* _INSTRUCTION_:
Collect all lines from the listing that include the string "Coach".
-- Start of TASK INPUT --
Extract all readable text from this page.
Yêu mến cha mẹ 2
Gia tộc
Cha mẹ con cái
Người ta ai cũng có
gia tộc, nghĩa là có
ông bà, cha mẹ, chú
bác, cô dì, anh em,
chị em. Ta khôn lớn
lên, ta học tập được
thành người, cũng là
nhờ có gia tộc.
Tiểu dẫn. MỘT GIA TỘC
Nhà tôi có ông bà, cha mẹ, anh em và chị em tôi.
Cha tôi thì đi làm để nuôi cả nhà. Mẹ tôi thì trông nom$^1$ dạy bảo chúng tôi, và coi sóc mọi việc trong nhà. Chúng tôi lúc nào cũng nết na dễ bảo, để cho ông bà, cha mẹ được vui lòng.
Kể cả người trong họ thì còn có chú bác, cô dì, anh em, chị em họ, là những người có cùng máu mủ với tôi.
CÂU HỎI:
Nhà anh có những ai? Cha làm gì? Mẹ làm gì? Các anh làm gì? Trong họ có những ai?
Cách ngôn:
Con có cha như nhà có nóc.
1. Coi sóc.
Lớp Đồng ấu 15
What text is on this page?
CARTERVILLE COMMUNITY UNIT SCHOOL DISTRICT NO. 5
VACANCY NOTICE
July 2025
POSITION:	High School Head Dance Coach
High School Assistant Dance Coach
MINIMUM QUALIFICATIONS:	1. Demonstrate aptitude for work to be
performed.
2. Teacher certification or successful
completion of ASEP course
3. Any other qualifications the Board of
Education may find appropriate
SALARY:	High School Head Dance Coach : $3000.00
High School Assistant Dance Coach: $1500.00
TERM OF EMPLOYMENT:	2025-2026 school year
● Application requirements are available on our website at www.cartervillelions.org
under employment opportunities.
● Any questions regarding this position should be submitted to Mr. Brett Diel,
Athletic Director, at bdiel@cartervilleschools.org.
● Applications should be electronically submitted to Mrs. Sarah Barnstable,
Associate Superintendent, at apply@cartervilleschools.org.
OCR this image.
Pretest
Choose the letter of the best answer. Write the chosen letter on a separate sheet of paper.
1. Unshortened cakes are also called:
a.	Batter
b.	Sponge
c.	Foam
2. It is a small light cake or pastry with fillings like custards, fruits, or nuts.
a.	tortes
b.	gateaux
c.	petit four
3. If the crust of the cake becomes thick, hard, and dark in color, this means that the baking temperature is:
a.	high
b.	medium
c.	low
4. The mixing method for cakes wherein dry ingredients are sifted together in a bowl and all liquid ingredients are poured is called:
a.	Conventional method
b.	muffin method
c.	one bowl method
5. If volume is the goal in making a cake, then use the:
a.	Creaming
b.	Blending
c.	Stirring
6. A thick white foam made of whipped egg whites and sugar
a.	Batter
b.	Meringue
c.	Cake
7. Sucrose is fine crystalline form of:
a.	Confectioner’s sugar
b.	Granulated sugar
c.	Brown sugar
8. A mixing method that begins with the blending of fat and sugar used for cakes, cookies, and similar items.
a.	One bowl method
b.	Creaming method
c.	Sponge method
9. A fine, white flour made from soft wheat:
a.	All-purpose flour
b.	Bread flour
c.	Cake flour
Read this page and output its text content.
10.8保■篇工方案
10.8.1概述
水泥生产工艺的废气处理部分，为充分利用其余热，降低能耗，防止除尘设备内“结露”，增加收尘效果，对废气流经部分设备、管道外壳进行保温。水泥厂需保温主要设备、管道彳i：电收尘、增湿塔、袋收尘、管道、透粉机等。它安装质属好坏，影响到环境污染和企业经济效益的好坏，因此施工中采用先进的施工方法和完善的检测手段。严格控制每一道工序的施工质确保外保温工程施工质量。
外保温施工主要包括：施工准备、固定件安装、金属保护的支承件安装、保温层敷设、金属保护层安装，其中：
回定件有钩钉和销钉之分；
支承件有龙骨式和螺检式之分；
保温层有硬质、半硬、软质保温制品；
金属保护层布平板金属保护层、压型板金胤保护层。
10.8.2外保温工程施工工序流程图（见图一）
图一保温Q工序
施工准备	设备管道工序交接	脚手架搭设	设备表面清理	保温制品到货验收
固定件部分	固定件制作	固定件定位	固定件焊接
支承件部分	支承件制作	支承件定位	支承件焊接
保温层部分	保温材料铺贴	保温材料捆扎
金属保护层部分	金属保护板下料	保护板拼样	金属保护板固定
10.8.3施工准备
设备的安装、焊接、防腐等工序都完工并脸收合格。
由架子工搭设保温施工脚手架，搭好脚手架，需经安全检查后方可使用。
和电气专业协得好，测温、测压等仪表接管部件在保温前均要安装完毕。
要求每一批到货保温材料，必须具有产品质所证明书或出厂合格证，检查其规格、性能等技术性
-- End of TASK INPUT --
* _COMPLETED EXERCISE_:
POSITION:	High School Head Dance Coach
High School Assistant Dance Coach
SALARY:	High School Head Dance Coach : $3000.00
High School Assistant Dance Coach: $1500.00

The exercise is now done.